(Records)
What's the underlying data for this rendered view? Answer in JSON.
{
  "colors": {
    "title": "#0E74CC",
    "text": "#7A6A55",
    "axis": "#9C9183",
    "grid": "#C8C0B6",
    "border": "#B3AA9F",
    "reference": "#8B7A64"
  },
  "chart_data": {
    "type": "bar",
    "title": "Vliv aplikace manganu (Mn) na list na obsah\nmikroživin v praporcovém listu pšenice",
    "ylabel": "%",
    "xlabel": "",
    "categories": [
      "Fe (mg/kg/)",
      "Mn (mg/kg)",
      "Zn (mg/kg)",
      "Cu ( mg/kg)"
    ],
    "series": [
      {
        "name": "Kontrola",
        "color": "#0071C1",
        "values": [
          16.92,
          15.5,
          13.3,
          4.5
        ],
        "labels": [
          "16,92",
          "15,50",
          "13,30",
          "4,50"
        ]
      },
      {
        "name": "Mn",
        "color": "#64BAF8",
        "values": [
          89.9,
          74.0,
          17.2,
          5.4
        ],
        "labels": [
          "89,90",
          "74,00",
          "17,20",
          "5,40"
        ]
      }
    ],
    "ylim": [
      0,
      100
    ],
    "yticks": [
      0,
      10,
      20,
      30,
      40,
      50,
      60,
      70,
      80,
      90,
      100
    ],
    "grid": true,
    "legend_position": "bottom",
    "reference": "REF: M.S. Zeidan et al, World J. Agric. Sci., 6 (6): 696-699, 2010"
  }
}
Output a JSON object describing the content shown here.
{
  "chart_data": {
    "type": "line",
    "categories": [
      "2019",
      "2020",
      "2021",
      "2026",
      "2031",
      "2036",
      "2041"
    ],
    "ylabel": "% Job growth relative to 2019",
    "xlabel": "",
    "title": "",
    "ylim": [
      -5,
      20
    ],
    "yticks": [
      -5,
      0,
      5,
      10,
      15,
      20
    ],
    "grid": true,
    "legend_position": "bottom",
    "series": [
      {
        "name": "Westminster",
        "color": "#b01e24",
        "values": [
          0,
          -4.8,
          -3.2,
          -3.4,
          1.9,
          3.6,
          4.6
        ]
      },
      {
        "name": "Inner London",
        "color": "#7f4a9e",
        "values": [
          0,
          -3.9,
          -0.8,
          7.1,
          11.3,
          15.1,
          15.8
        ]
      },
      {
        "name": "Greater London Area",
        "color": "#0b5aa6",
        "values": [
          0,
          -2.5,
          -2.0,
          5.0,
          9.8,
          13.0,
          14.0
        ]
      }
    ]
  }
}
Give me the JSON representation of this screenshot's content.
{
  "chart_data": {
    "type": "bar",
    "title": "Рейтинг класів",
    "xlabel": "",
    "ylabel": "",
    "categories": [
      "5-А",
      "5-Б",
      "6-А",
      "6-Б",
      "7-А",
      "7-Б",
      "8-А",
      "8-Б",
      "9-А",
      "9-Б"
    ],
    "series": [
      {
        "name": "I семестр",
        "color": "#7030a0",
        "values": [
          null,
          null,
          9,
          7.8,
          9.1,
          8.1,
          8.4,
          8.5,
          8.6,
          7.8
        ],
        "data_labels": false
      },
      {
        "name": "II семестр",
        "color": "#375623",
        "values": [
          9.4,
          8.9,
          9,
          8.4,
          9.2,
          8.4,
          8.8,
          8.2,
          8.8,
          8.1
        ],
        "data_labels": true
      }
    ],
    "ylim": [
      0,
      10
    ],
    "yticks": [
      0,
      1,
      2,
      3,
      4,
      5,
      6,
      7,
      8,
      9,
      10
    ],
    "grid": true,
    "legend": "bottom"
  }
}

:: INSTRUCTION ::
Copy the data above in full, character for character.

:: WORKED SOLUTION ::
What's the underlying data for this rendered view? Answer in JSON.
{
  "colors": {
    "title": "#0E74CC",
    "text": "#7A6A55",
    "axis": "#9C9183",
    "grid": "#C8C0B6",
    "border": "#B3AA9F",
    "reference": "#8B7A64"
  },
  "chart_data": {
    "type": "bar",
    "title": "Vliv aplikace manganu (Mn) na list na obsah\nmikroživin v praporcovém listu pšenice",
    "ylabel": "%",
    "xlabel": "",
    "categories": [
      "Fe (mg/kg/)",
      "Mn (mg/kg)",
      "Zn (mg/kg)",
      "Cu ( mg/kg)"
    ],
    "series": [
      {
        "name": "Kontrola",
        "color": "#0071C1",
        "values": [
          16.92,
          15.5,
          13.3,
          4.5
        ],
        "labels": [
          "16,92",
          "15,50",
          "13,30",
          "4,50"
        ]
      },
      {
        "name": "Mn",
        "color": "#64BAF8",
        "values": [
          89.9,
          74.0,
          17.2,
          5.4
        ],
        "labels": [
          "89,90",
          "74,00",
          "17,20",
          "5,40"
        ]
      }
    ],
    "ylim": [
      0,
      100
    ],
    "yticks": [
      0,
      10,
      20,
      30,
      40,
      50,
      60,
      70,
      80,
      90,
      100
    ],
    "grid": true,
    "legend_position": "bottom",
    "reference": "REF: M.S. Zeidan et al, World J. Agric. Sci., 6 (6): 696-699, 2010"
  }
}
Output a JSON object describing the content shown here.
{
  "chart_data": {
    "type": "line",
    "categories": [
      "2019",
      "2020",
      "2021",
      "2026",
      "2031",
      "2036",
      "2041"
    ],
    "ylabel": "% Job growth relative to 2019",
    "xlabel": "",
    "title": "",
    "ylim": [
      -5,
      20
    ],
    "yticks": [
      -5,
      0,
      5,
      10,
      15,
      20
    ],
    "grid": true,
    "legend_position": "bottom",
    "series": [
      {
        "name": "Westminster",
        "color": "#b01e24",
        "values": [
          0,
          -4.8,
          -3.2,
          -3.4,
          1.9,
          3.6,
          4.6
        ]
      },
      {
        "name": "Inner London",
        "color": "#7f4a9e",
        "values": [
          0,
          -3.9,
          -0.8,
          7.1,
          11.3,
          15.1,
          15.8
        ]
      },
      {
        "name": "Greater London Area",
        "color": "#0b5aa6",
        "values": [
          0,
          -2.5,
          -2.0,
          5.0,
          9.8,
          13.0,
          14.0
        ]
      }
    ]
  }
}
Give me the JSON representation of this screenshot's content.
{
  "chart_data": {
    "type": "bar",
    "title": "Рейтинг класів",
    "xlabel": "",
    "ylabel": "",
    "categories": [
      "5-А",
      "5-Б",
      "6-А",
      "6-Б",
      "7-А",
      "7-Б",
      "8-А",
      "8-Б",
      "9-А",
      "9-Б"
    ],
    "series": [
      {
        "name": "I семестр",
        "color": "#7030a0",
        "values": [
          null,
          null,
          9,
          7.8,
          9.1,
          8.1,
          8.4,
          8.5,
          8.6,
          7.8
        ],
        "data_labels": false
      },
      {
        "name": "II семестр",
        "color": "#375623",
        "values": [
          9.4,
          8.9,
          9,
          8.4,
          9.2,
          8.4,
          8.8,
          8.2,
          8.8,
          8.1
        ],
        "data_labels": true
      }
    ],
    "ylim": [
      0,
      10
    ],
    "yticks": [
      0,
      1,
      2,
      3,
      4,
      5,
      6,
      7,
      8,
      9,
      10
    ],
    "grid": true,
    "legend": "bottom"
  }
}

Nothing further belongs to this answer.